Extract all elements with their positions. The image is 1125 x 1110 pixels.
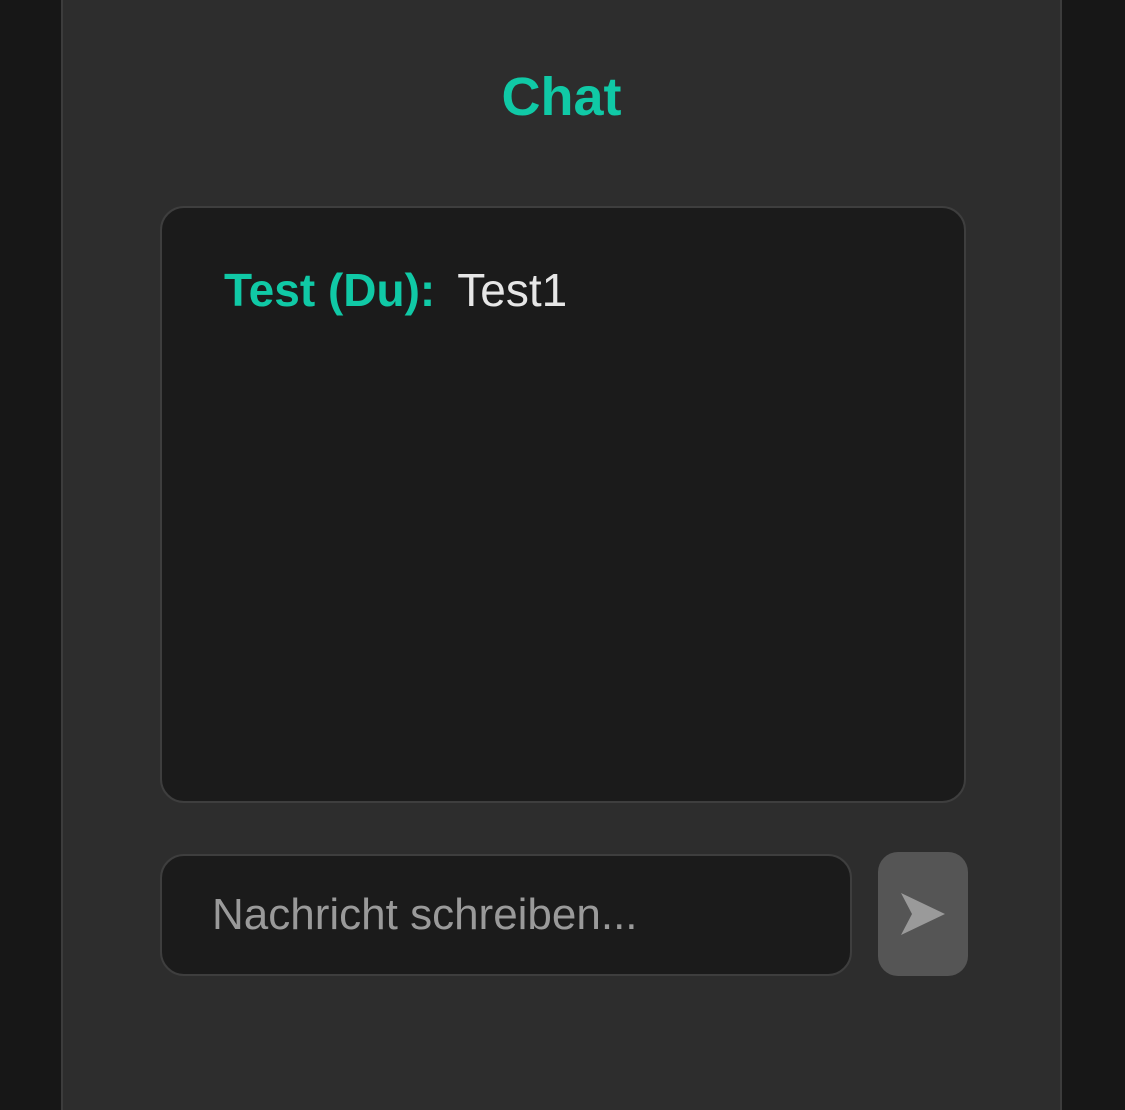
- chat-message: Test (Du): Test1: [224, 262, 567, 318]
- message-list[interactable]: Test (Du): Test1: [160, 206, 966, 803]
- message-sender: Test (Du):: [224, 264, 436, 316]
- send-icon: [899, 891, 947, 937]
- message-text: Test1: [457, 264, 568, 316]
- page-title: Chat: [501, 67, 622, 127]
- message-input[interactable]: [160, 854, 852, 976]
- send-button[interactable]: [878, 852, 968, 976]
- chat-panel: Chat Test (Du): Test1: [61, 0, 1062, 1110]
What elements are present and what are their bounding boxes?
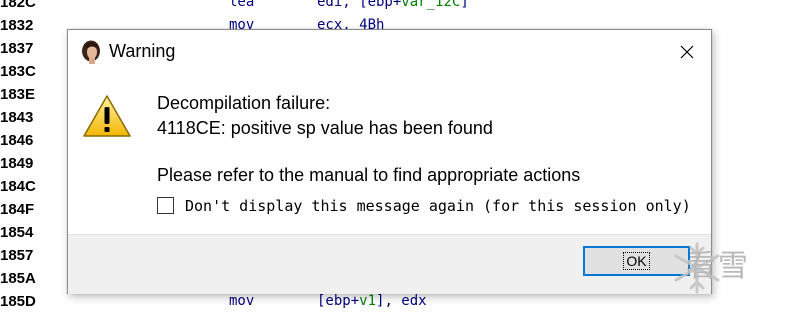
operand-text: ] [460,0,469,10]
address: 185A [0,270,36,287]
watermark-text: 看雪 [686,249,750,284]
message-line-1: Decompilation failure: [157,93,331,113]
address: 1846 [0,132,34,149]
warning-dialog: Warning Decompilation failure: 4118CE: p… [67,29,712,294]
dialog-titlebar[interactable]: Warning [68,30,711,74]
operand-text: edi, [ebp+ [317,0,402,10]
message-line-2: 4118CE: positive sp value has been found [157,118,493,138]
warning-icon [83,95,131,137]
operand-variable: var_12C [401,0,461,10]
operand-text: ], edx [376,293,427,309]
address: 1857 [0,247,34,264]
address: 1843 [0,109,34,126]
mnemonic: lea [229,0,255,10]
address: 1837 [0,40,34,57]
app-portrait-icon [82,40,100,64]
address: 1849 [0,155,34,172]
operand-variable: v1 [359,293,377,309]
close-button[interactable] [669,36,705,68]
close-icon [680,45,694,59]
dont-show-again-label[interactable]: Don't display this message again (for th… [185,197,691,215]
address: 182C [0,0,36,11]
operand-text: [ebp+ [317,293,360,309]
mnemonic: mov [229,293,255,309]
operands: [ebp+v1], edx [317,293,427,309]
address: 1854 [0,224,34,241]
dont-show-again-checkbox[interactable] [157,197,174,214]
address: 183E [0,86,36,103]
address: 184C [0,178,36,195]
listing-row[interactable]: 182C lea edi, [ebp+var_12C] [0,0,786,16]
address: 1832 [0,17,34,34]
address: 185D [0,293,36,310]
dialog-title: Warning [109,41,176,61]
message-line-3: Please refer to the manual to find appro… [157,165,581,185]
address: 183C [0,63,36,80]
operands: edi, [ebp+var_12C] [317,0,469,10]
address: 184F [0,201,35,218]
dialog-footer: OK [68,234,711,294]
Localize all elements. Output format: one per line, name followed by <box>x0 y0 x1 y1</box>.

▶ TO BE DONE: Gather every line from the records above that contains the string "close" and copy each one in full.

▶ RESULT FOR THIS TASK:
close-button[interactable] [669,36,705,68]
close-icon [680,45,694,59]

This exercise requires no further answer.